## START Items

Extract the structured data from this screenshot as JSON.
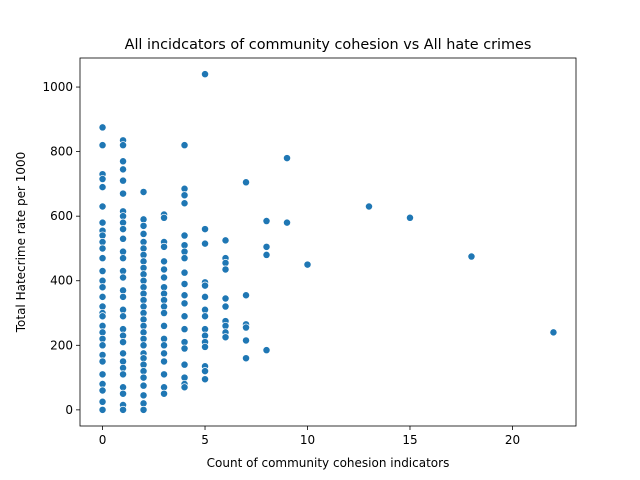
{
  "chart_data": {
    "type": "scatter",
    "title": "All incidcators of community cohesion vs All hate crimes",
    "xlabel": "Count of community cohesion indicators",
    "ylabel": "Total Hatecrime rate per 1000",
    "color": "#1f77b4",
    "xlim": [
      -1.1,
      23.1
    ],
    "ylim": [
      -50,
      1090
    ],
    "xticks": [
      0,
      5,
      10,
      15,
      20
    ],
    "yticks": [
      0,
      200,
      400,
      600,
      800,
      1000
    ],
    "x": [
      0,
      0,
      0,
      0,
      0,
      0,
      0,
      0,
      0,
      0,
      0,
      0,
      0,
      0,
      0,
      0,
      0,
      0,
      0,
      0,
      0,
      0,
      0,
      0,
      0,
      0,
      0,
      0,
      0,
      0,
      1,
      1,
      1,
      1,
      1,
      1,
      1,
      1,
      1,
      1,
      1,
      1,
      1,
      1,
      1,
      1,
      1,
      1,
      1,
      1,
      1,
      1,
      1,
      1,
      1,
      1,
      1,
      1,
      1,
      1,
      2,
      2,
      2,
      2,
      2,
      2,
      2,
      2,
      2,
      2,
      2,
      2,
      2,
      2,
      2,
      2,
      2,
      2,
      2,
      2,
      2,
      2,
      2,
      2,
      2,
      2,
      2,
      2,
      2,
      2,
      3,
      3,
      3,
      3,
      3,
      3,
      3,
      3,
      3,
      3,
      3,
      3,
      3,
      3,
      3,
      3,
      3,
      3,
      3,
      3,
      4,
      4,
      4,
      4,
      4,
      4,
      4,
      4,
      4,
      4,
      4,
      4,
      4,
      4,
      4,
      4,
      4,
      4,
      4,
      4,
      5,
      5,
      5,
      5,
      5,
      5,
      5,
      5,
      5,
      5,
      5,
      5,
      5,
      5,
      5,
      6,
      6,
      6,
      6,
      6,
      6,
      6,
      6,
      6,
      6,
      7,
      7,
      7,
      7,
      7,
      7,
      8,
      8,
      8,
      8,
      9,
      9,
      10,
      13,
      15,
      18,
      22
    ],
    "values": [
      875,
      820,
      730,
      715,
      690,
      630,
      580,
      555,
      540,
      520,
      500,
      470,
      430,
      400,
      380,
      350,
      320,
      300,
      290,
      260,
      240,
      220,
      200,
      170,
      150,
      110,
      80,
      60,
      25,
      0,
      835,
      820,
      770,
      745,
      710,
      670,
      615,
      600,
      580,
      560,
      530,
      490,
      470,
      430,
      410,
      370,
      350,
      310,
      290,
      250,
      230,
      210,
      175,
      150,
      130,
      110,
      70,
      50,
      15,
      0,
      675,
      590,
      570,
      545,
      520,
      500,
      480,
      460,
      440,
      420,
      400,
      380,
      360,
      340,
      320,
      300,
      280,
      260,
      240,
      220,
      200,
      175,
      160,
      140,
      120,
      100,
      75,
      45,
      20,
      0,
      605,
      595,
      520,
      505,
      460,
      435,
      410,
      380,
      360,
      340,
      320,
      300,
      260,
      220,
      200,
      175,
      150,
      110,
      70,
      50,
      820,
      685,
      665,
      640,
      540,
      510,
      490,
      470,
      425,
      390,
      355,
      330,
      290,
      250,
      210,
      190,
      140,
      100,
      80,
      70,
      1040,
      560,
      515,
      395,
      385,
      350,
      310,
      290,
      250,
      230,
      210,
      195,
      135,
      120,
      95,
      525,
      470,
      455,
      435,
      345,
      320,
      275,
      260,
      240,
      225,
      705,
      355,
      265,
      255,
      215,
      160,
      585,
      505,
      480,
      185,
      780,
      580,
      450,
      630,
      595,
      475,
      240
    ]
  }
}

## END Items

■ **Exercise brief**
Search the records above for the string "community". Copy every line that contains it.

■ **Output of the exercise**
    "title": "All incidcators of community cohesion vs All hate crimes",
    "xlabel": "Count of community cohesion indicators",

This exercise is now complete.